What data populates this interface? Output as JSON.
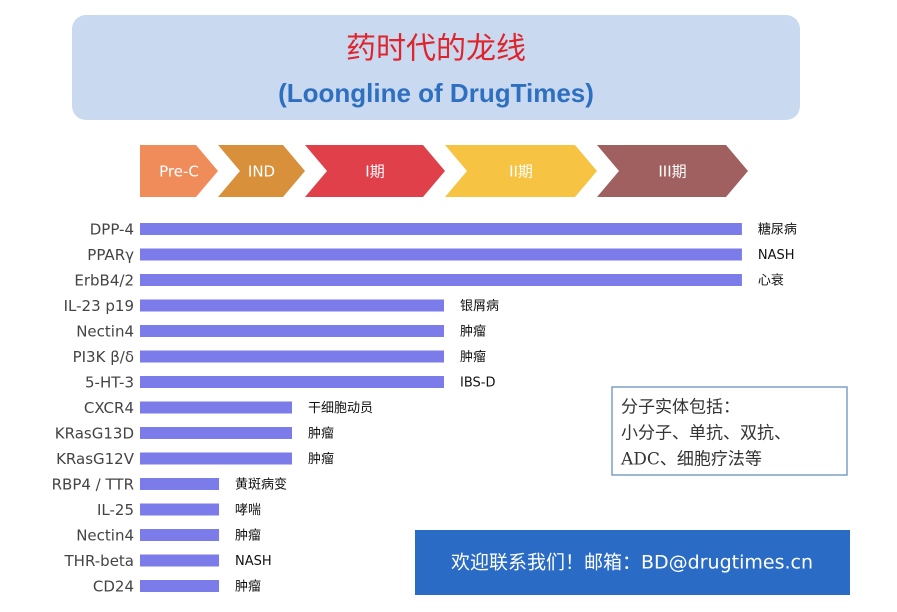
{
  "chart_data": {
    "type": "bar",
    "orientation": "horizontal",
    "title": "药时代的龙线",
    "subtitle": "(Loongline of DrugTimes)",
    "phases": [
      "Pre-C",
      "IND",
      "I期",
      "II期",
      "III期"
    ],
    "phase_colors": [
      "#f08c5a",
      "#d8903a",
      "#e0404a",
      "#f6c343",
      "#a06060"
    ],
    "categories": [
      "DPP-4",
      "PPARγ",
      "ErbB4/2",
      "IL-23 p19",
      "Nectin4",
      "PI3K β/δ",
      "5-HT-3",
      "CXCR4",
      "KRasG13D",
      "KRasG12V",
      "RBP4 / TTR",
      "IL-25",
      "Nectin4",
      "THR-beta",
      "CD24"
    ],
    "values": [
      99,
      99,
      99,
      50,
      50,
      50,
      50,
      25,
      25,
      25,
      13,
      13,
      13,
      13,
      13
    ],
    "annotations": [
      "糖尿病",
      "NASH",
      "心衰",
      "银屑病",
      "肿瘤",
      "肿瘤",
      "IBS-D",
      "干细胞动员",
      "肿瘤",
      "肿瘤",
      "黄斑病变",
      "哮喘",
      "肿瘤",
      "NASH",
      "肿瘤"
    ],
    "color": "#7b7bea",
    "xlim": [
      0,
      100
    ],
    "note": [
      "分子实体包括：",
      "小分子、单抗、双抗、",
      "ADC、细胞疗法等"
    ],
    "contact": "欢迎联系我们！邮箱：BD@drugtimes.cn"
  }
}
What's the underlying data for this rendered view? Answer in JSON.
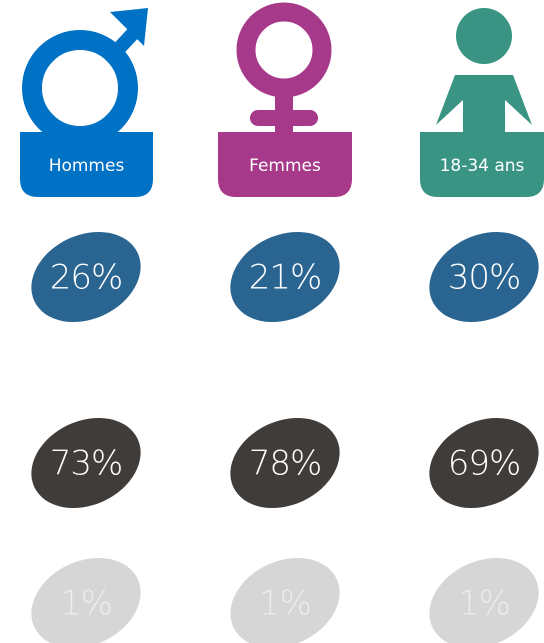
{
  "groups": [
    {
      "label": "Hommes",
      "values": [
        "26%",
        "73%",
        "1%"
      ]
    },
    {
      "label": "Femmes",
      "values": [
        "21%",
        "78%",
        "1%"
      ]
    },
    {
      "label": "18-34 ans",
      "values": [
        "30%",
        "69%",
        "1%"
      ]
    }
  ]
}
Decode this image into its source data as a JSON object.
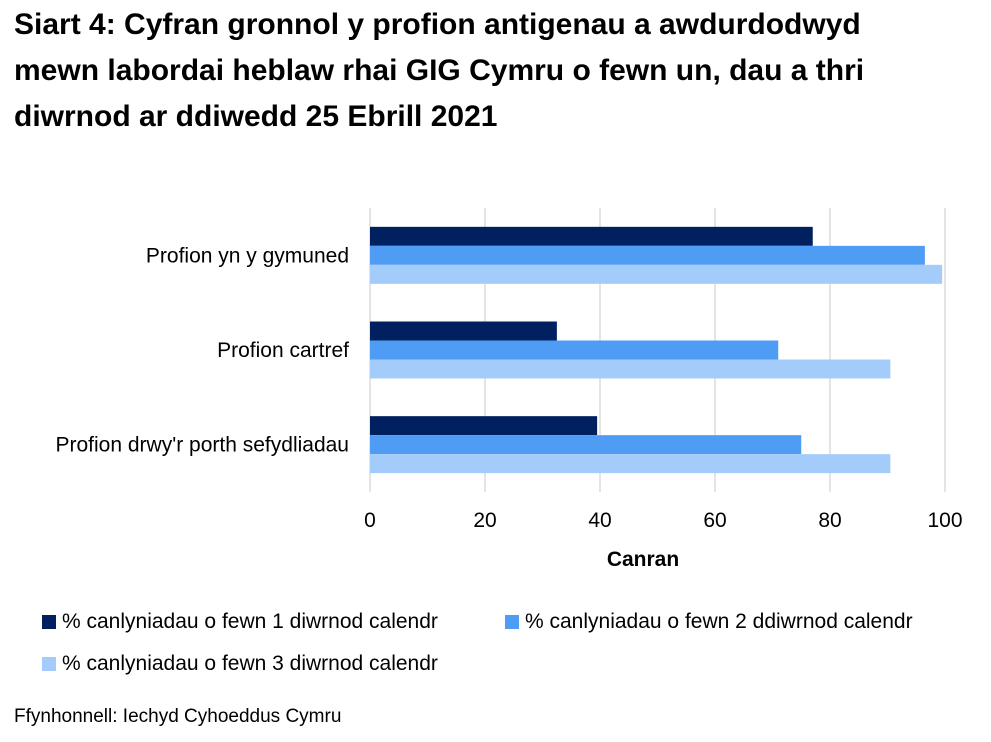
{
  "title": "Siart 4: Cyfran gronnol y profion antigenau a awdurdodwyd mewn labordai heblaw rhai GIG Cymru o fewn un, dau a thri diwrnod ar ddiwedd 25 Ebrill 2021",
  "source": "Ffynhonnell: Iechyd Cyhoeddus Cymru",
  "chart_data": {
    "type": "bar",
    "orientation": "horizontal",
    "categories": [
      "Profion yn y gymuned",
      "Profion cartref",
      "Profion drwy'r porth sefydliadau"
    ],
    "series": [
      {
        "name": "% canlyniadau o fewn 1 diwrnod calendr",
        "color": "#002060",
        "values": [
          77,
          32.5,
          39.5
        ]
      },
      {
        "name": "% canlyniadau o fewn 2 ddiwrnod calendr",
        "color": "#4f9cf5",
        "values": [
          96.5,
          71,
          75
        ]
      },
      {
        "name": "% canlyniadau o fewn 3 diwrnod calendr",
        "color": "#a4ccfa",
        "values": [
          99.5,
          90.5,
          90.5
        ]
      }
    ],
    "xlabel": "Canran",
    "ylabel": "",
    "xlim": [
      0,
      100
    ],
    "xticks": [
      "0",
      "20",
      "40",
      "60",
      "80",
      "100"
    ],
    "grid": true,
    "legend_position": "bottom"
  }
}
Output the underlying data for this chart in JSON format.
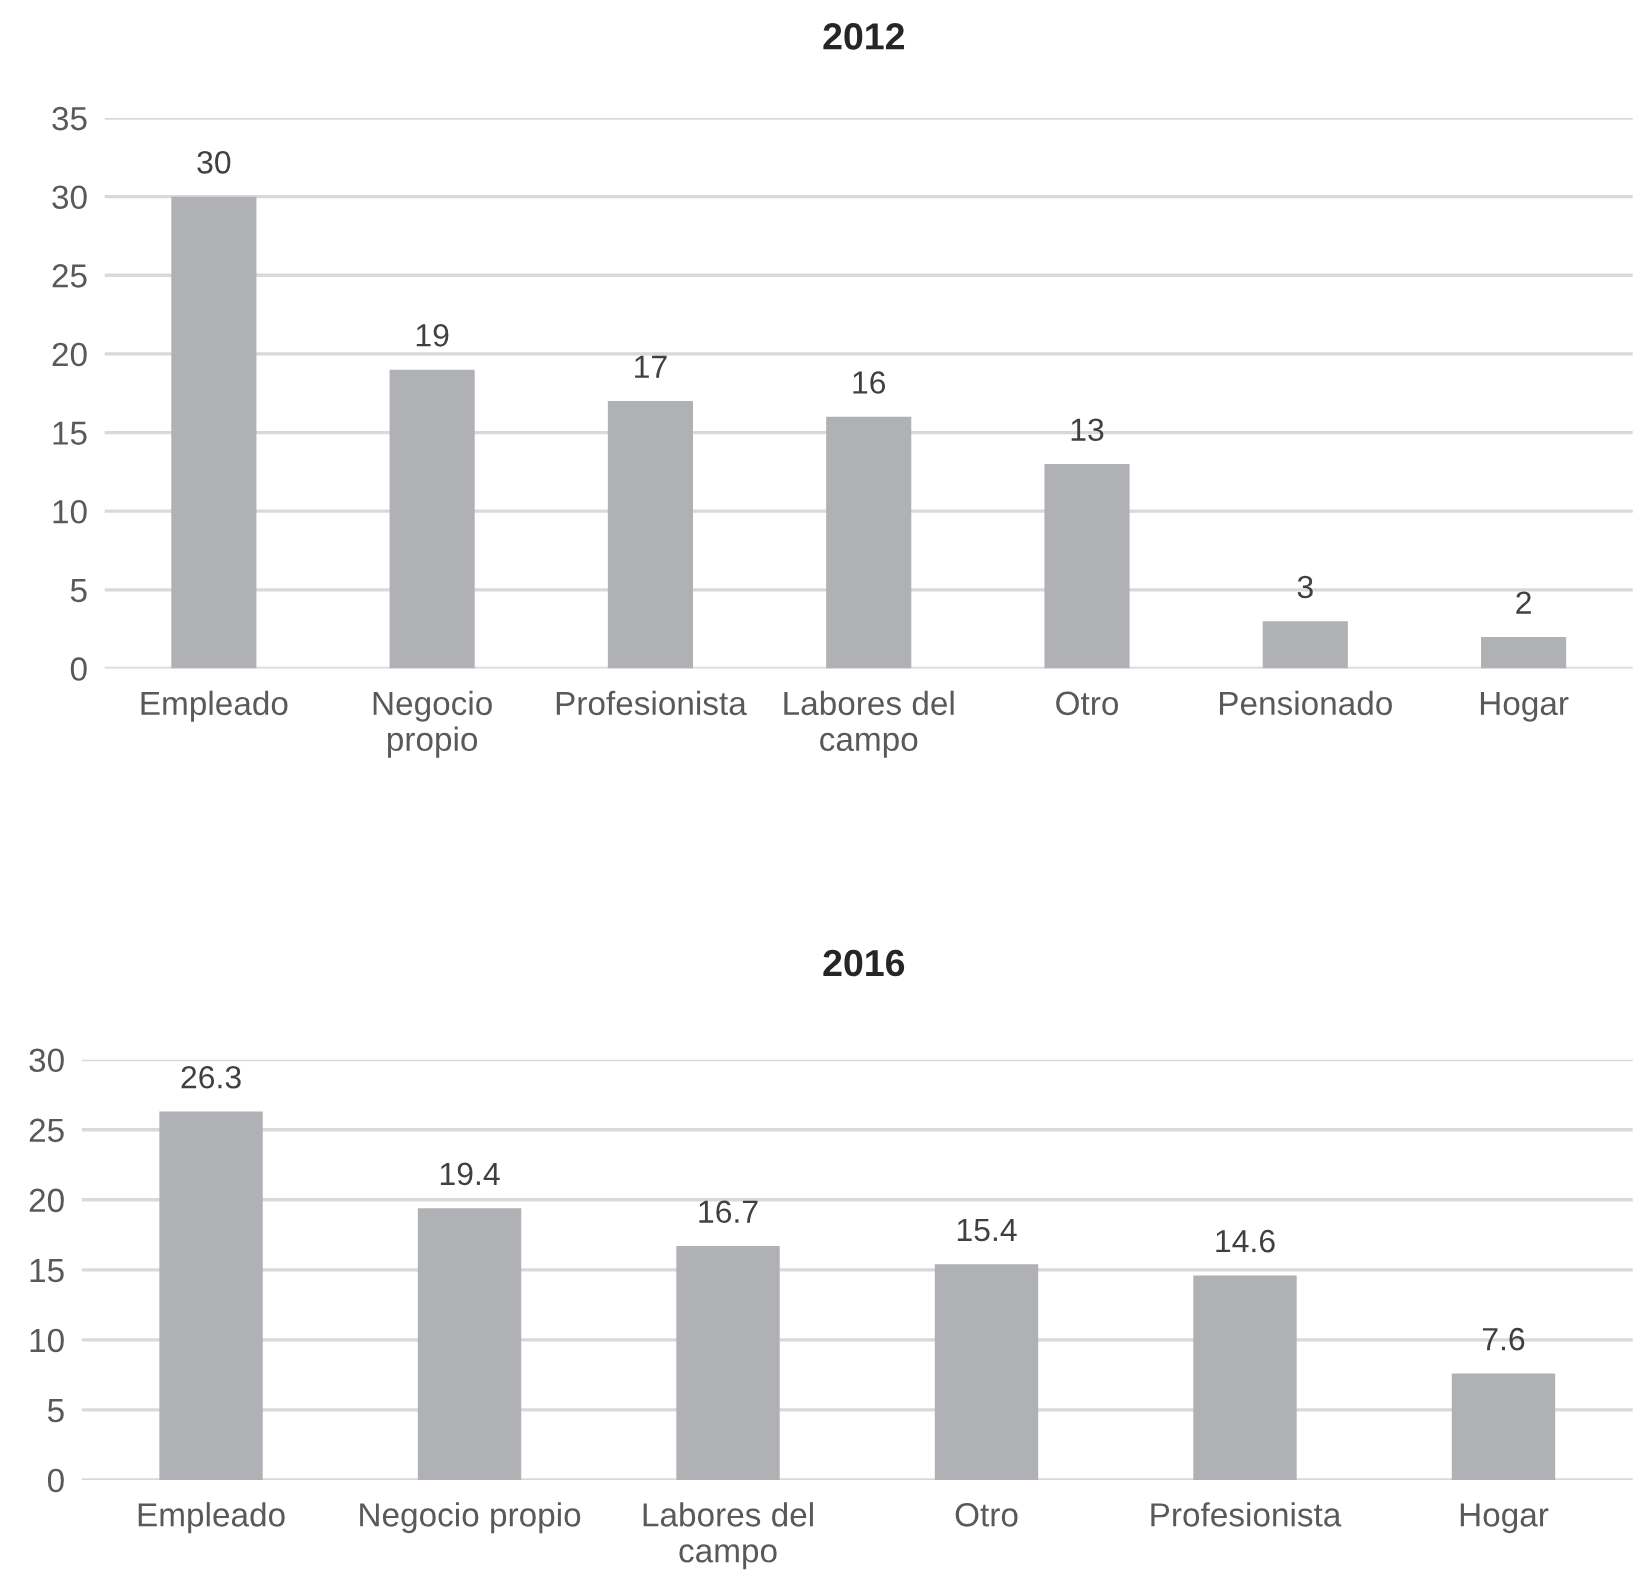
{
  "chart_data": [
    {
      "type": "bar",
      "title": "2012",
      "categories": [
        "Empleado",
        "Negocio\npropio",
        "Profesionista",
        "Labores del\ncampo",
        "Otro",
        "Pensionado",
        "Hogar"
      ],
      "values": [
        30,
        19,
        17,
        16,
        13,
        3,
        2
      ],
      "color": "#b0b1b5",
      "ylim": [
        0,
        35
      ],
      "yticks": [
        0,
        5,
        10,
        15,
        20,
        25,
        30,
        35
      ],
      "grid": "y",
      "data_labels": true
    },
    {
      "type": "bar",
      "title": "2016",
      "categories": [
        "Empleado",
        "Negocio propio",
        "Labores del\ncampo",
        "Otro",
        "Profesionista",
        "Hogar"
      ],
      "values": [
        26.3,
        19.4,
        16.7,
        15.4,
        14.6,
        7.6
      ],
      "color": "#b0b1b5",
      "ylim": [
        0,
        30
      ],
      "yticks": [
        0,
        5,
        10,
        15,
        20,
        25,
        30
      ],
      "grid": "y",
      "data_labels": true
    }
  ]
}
- - -
To be done: Leave out all pictures, then copy the remaining material exactly.

Response to this task:
What data populates this interface? Output as JSON.
{
  "chart_data": {
    "type": "bar",
    "orientation": "horizontal",
    "title": "药时代的龙线",
    "subtitle": "(Loongline of DrugTimes)",
    "phases": [
      "Pre-C",
      "IND",
      "I期",
      "II期",
      "III期"
    ],
    "phase_colors": [
      "#f08c5a",
      "#d8903a",
      "#e0404a",
      "#f6c343",
      "#a06060"
    ],
    "categories": [
      "DPP-4",
      "PPARγ",
      "ErbB4/2",
      "IL-23 p19",
      "Nectin4",
      "PI3K β/δ",
      "5-HT-3",
      "CXCR4",
      "KRasG13D",
      "KRasG12V",
      "RBP4 / TTR",
      "IL-25",
      "Nectin4",
      "THR-beta",
      "CD24"
    ],
    "values": [
      99,
      99,
      99,
      50,
      50,
      50,
      50,
      25,
      25,
      25,
      13,
      13,
      13,
      13,
      13
    ],
    "annotations": [
      "糖尿病",
      "NASH",
      "心衰",
      "银屑病",
      "肿瘤",
      "肿瘤",
      "IBS-D",
      "干细胞动员",
      "肿瘤",
      "肿瘤",
      "黄斑病变",
      "哮喘",
      "肿瘤",
      "NASH",
      "肿瘤"
    ],
    "color": "#7b7bea",
    "xlim": [
      0,
      100
    ],
    "note": [
      "分子实体包括：",
      "小分子、单抗、双抗、",
      "ADC、细胞疗法等"
    ],
    "contact": "欢迎联系我们！邮箱：BD@drugtimes.cn"
  }
}
What's the underlying data for this rendered view? Answer in JSON.
{
  "groups": [
    {
      "label": "Hommes",
      "values": [
        "26%",
        "73%",
        "1%"
      ]
    },
    {
      "label": "Femmes",
      "values": [
        "21%",
        "78%",
        "1%"
      ]
    },
    {
      "label": "18-34 ans",
      "values": [
        "30%",
        "69%",
        "1%"
      ]
    }
  ]
}
Decode this image into its source data as a JSON object.
{
  "title": "Siart 4: Cyfran gronnol y profion antigenau a awdurdodwyd mewn labordai heblaw rhai GIG Cymru o fewn un, dau a thri diwrnod ar ddiwedd 25 Ebrill 2021",
  "source": "Ffynhonnell: Iechyd Cyhoeddus Cymru",
  "chart_data": {
    "type": "bar",
    "orientation": "horizontal",
    "categories": [
      "Profion yn y gymuned",
      "Profion cartref",
      "Profion drwy'r porth sefydliadau"
    ],
    "series": [
      {
        "name": "% canlyniadau o fewn 1 diwrnod calendr",
        "color": "#002060",
        "values": [
          77,
          32.5,
          39.5
        ]
      },
      {
        "name": "% canlyniadau o fewn 2 ddiwrnod calendr",
        "color": "#4f9cf5",
        "values": [
          96.5,
          71,
          75
        ]
      },
      {
        "name": "% canlyniadau o fewn 3 diwrnod calendr",
        "color": "#a4ccfa",
        "values": [
          99.5,
          90.5,
          90.5
        ]
      }
    ],
    "xlabel": "Canran",
    "ylabel": "",
    "xlim": [
      0,
      100
    ],
    "xticks": [
      "0",
      "20",
      "40",
      "60",
      "80",
      "100"
    ],
    "grid": true,
    "legend_position": "bottom"
  }
}
Output the underlying data for this chart in JSON format.
{
  "chart_data": [
    {
      "type": "bar",
      "title": "2012",
      "categories": [
        "Empleado",
        "Negocio\npropio",
        "Profesionista",
        "Labores del\ncampo",
        "Otro",
        "Pensionado",
        "Hogar"
      ],
      "values": [
        30,
        19,
        17,
        16,
        13,
        3,
        2
      ],
      "color": "#b0b1b5",
      "ylim": [
        0,
        35
      ],
      "yticks": [
        0,
        5,
        10,
        15,
        20,
        25,
        30,
        35
      ],
      "grid": "y",
      "data_labels": true
    },
    {
      "type": "bar",
      "title": "2016",
      "categories": [
        "Empleado",
        "Negocio propio",
        "Labores del\ncampo",
        "Otro",
        "Profesionista",
        "Hogar"
      ],
      "values": [
        26.3,
        19.4,
        16.7,
        15.4,
        14.6,
        7.6
      ],
      "color": "#b0b1b5",
      "ylim": [
        0,
        30
      ],
      "yticks": [
        0,
        5,
        10,
        15,
        20,
        25,
        30
      ],
      "grid": "y",
      "data_labels": true
    }
  ]
}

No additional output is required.